((
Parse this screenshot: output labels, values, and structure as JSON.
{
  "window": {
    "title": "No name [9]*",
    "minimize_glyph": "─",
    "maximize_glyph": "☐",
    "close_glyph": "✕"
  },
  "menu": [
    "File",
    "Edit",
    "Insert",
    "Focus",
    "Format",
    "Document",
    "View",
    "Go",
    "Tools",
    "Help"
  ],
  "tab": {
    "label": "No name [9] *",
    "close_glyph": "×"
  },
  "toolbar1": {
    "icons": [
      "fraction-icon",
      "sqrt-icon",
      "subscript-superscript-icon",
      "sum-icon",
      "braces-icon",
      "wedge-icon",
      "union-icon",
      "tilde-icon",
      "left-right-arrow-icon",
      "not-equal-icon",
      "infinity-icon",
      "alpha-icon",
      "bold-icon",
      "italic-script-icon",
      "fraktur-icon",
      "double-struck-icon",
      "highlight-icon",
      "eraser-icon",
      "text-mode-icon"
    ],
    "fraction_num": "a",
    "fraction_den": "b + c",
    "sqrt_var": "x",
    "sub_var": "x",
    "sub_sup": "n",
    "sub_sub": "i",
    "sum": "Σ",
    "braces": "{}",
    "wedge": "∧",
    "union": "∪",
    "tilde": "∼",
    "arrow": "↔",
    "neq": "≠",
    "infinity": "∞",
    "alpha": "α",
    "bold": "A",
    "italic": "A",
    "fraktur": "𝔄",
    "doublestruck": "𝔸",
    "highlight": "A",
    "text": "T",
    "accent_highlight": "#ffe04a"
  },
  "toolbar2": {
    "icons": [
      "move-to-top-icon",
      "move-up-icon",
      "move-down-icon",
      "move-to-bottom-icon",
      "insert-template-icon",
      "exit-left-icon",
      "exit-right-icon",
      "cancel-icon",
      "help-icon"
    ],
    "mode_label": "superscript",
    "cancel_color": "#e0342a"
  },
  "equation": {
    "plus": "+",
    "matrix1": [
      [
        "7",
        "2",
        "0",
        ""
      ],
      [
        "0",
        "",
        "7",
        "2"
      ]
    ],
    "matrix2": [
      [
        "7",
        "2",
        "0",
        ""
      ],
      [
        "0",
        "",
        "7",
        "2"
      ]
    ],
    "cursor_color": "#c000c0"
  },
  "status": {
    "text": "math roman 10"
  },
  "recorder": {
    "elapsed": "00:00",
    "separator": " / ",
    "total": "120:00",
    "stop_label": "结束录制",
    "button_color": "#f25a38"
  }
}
))
*WHAT TO WORK ON*.
Go through the material and select each line with the string "right" in it.

*ANSWER TO THE EXERCISE*.
      "left-right-arrow-icon",
      "exit-right-icon",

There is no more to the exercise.